» **Stated goal**
Each line below should be retyped exactly, with no pictures.
[Start Data lines]
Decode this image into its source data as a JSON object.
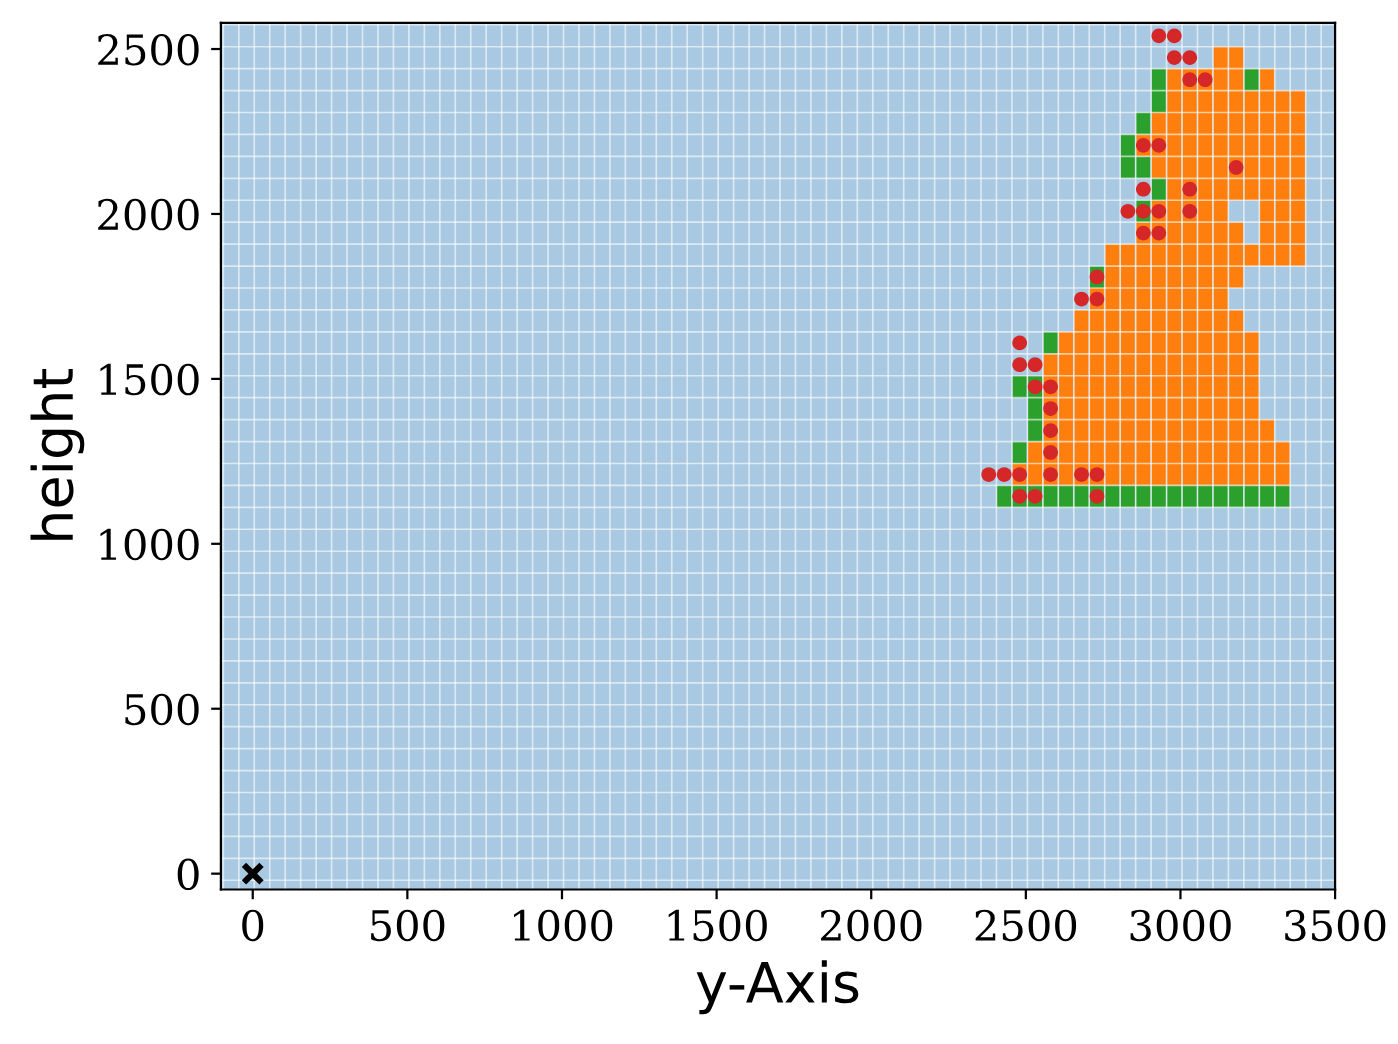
{
  "chart_data": {
    "type": "bar",
    "xlabel": "y-Axis",
    "ylabel": "height",
    "xlim": [
      -103,
      3500
    ],
    "ylim": [
      -48,
      2579
    ],
    "xticks": [
      0,
      500,
      1000,
      1500,
      2000,
      2500,
      3000,
      3500
    ],
    "yticks": [
      0,
      500,
      1000,
      1500,
      2000,
      2500
    ],
    "grid": true,
    "bands": [
      {
        "axis": "y",
        "from": -48,
        "to": 2579,
        "color": "#a8c9e1"
      }
    ],
    "series": [
      {
        "color": "#ff7f0e",
        "x": [
          2480,
          2530,
          2580,
          2630,
          2680,
          2730,
          2780,
          2830,
          2880,
          2930,
          2980,
          3030,
          3080,
          3130,
          3180,
          3230,
          3280,
          3330,
          3380
        ],
        "base": [
          1177,
          1177,
          1177,
          1177,
          1177,
          1177,
          1177,
          1177,
          1177,
          1177,
          1177,
          1177,
          1177,
          1177,
          1177,
          1177,
          1177,
          1177,
          1842
        ],
        "values": [
          66.5,
          133,
          399,
          465.5,
          532,
          598.5,
          731.5,
          731.5,
          798,
          864.5,
          1263.5,
          1263.5,
          1263.5,
          1330,
          532,
          465.5,
          199.5,
          133,
          532
        ]
      },
      {
        "color": "#ff7f0e",
        "x": [
          2880,
          2930,
          3180,
          3230,
          3280,
          3330
        ],
        "base": [
          2174.5,
          2108,
          1775.5,
          1842,
          1842,
          1842
        ],
        "values": [
          66.5,
          199.5,
          199.5,
          66.5,
          598.5,
          532
        ]
      },
      {
        "color": "#ff7f0e",
        "x": [
          3180,
          3230
        ],
        "base": [
          2041.5,
          2041.5
        ],
        "values": [
          465.5,
          332.5
        ]
      },
      {
        "color": "#2ca02c",
        "x": [
          2430,
          2480,
          2530,
          2580,
          2630,
          2680,
          2730,
          2780,
          2830,
          2880,
          2930,
          2980,
          3030,
          3080,
          3130,
          3180,
          3230,
          3280,
          3330
        ],
        "base": [
          1110.5,
          1110.5,
          1110.5,
          1110.5,
          1110.5,
          1110.5,
          1110.5,
          1110.5,
          1110.5,
          1110.5,
          1110.5,
          1110.5,
          1110.5,
          1110.5,
          1110.5,
          1110.5,
          1110.5,
          1110.5,
          1110.5
        ],
        "values": [
          66.5,
          66.5,
          66.5,
          66.5,
          66.5,
          66.5,
          66.5,
          66.5,
          66.5,
          66.5,
          66.5,
          66.5,
          66.5,
          66.5,
          66.5,
          66.5,
          66.5,
          66.5,
          66.5
        ]
      },
      {
        "color": "#2ca02c",
        "x": [
          2480,
          2530,
          2580,
          2730,
          2830,
          2880,
          2930,
          3230
        ],
        "base": [
          1243.5,
          1310,
          1576,
          1775.5,
          2108,
          1975,
          2041.5,
          2374
        ],
        "values": [
          66.5,
          199.5,
          66.5,
          66.5,
          133,
          66.5,
          66.5,
          66.5
        ]
      },
      {
        "color": "#2ca02c",
        "x": [
          2480,
          2880,
          2930
        ],
        "base": [
          1443,
          2108,
          2307.5
        ],
        "values": [
          66.5,
          66.5,
          133
        ]
      },
      {
        "color": "#2ca02c",
        "x": [
          2880
        ],
        "base": [
          2241
        ],
        "values": [
          66.5
        ]
      },
      {
        "type": "scatter",
        "color": "#d62728",
        "marker": "circle",
        "x": [
          2930,
          2980,
          2980,
          3030,
          3030,
          3080,
          2880,
          2930,
          3180,
          2880,
          3030,
          2830,
          2880,
          2930,
          3030,
          2880,
          2930,
          2730,
          2680,
          2730,
          2480,
          2480,
          2530,
          2530,
          2580,
          2580,
          2580,
          2580,
          2380,
          2430,
          2480,
          2580,
          2680,
          2730,
          2480,
          2530,
          2730
        ],
        "values": [
          2540,
          2540,
          2474,
          2474,
          2407,
          2407,
          2208,
          2208,
          2141,
          2075,
          2075,
          2008,
          2008,
          2008,
          2008,
          1942,
          1942,
          1809,
          1742,
          1742,
          1609,
          1543,
          1543,
          1476,
          1476,
          1410,
          1343,
          1277,
          1210,
          1210,
          1210,
          1210,
          1210,
          1210,
          1144,
          1144,
          1144
        ]
      },
      {
        "type": "scatter",
        "color": "#000000",
        "marker": "cross",
        "x": [
          0
        ],
        "values": [
          0
        ]
      }
    ]
  }
}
[End Data lines]
» **Exercise response**
Decode this image into its source data as a JSON object.
{
  "chart_data": {
    "type": "bar",
    "xlabel": "y-Axis",
    "ylabel": "height",
    "xlim": [
      -103,
      3500
    ],
    "ylim": [
      -48,
      2579
    ],
    "xticks": [
      0,
      500,
      1000,
      1500,
      2000,
      2500,
      3000,
      3500
    ],
    "yticks": [
      0,
      500,
      1000,
      1500,
      2000,
      2500
    ],
    "grid": true,
    "bands": [
      {
        "axis": "y",
        "from": -48,
        "to": 2579,
        "color": "#a8c9e1"
      }
    ],
    "series": [
      {
        "color": "#ff7f0e",
        "x": [
          2480,
          2530,
          2580,
          2630,
          2680,
          2730,
          2780,
          2830,
          2880,
          2930,
          2980,
          3030,
          3080,
          3130,
          3180,
          3230,
          3280,
          3330,
          3380
        ],
        "base": [
          1177,
          1177,
          1177,
          1177,
          1177,
          1177,
          1177,
          1177,
          1177,
          1177,
          1177,
          1177,
          1177,
          1177,
          1177,
          1177,
          1177,
          1177,
          1842
        ],
        "values": [
          66.5,
          133,
          399,
          465.5,
          532,
          598.5,
          731.5,
          731.5,
          798,
          864.5,
          1263.5,
          1263.5,
          1263.5,
          1330,
          532,
          465.5,
          199.5,
          133,
          532
        ]
      },
      {
        "color": "#ff7f0e",
        "x": [
          2880,
          2930,
          3180,
          3230,
          3280,
          3330
        ],
        "base": [
          2174.5,
          2108,
          1775.5,
          1842,
          1842,
          1842
        ],
        "values": [
          66.5,
          199.5,
          199.5,
          66.5,
          598.5,
          532
        ]
      },
      {
        "color": "#ff7f0e",
        "x": [
          3180,
          3230
        ],
        "base": [
          2041.5,
          2041.5
        ],
        "values": [
          465.5,
          332.5
        ]
      },
      {
        "color": "#2ca02c",
        "x": [
          2430,
          2480,
          2530,
          2580,
          2630,
          2680,
          2730,
          2780,
          2830,
          2880,
          2930,
          2980,
          3030,
          3080,
          3130,
          3180,
          3230,
          3280,
          3330
        ],
        "base": [
          1110.5,
          1110.5,
          1110.5,
          1110.5,
          1110.5,
          1110.5,
          1110.5,
          1110.5,
          1110.5,
          1110.5,
          1110.5,
          1110.5,
          1110.5,
          1110.5,
          1110.5,
          1110.5,
          1110.5,
          1110.5,
          1110.5
        ],
        "values": [
          66.5,
          66.5,
          66.5,
          66.5,
          66.5,
          66.5,
          66.5,
          66.5,
          66.5,
          66.5,
          66.5,
          66.5,
          66.5,
          66.5,
          66.5,
          66.5,
          66.5,
          66.5,
          66.5
        ]
      },
      {
        "color": "#2ca02c",
        "x": [
          2480,
          2530,
          2580,
          2730,
          2830,
          2880,
          2930,
          3230
        ],
        "base": [
          1243.5,
          1310,
          1576,
          1775.5,
          2108,
          1975,
          2041.5,
          2374
        ],
        "values": [
          66.5,
          199.5,
          66.5,
          66.5,
          133,
          66.5,
          66.5,
          66.5
        ]
      },
      {
        "color": "#2ca02c",
        "x": [
          2480,
          2880,
          2930
        ],
        "base": [
          1443,
          2108,
          2307.5
        ],
        "values": [
          66.5,
          66.5,
          133
        ]
      },
      {
        "color": "#2ca02c",
        "x": [
          2880
        ],
        "base": [
          2241
        ],
        "values": [
          66.5
        ]
      },
      {
        "type": "scatter",
        "color": "#d62728",
        "marker": "circle",
        "x": [
          2930,
          2980,
          2980,
          3030,
          3030,
          3080,
          2880,
          2930,
          3180,
          2880,
          3030,
          2830,
          2880,
          2930,
          3030,
          2880,
          2930,
          2730,
          2680,
          2730,
          2480,
          2480,
          2530,
          2530,
          2580,
          2580,
          2580,
          2580,
          2380,
          2430,
          2480,
          2580,
          2680,
          2730,
          2480,
          2530,
          2730
        ],
        "values": [
          2540,
          2540,
          2474,
          2474,
          2407,
          2407,
          2208,
          2208,
          2141,
          2075,
          2075,
          2008,
          2008,
          2008,
          2008,
          1942,
          1942,
          1809,
          1742,
          1742,
          1609,
          1543,
          1543,
          1476,
          1476,
          1410,
          1343,
          1277,
          1210,
          1210,
          1210,
          1210,
          1210,
          1210,
          1144,
          1144,
          1144
        ]
      },
      {
        "type": "scatter",
        "color": "#000000",
        "marker": "cross",
        "x": [
          0
        ],
        "values": [
          0
        ]
      }
    ]
  }
}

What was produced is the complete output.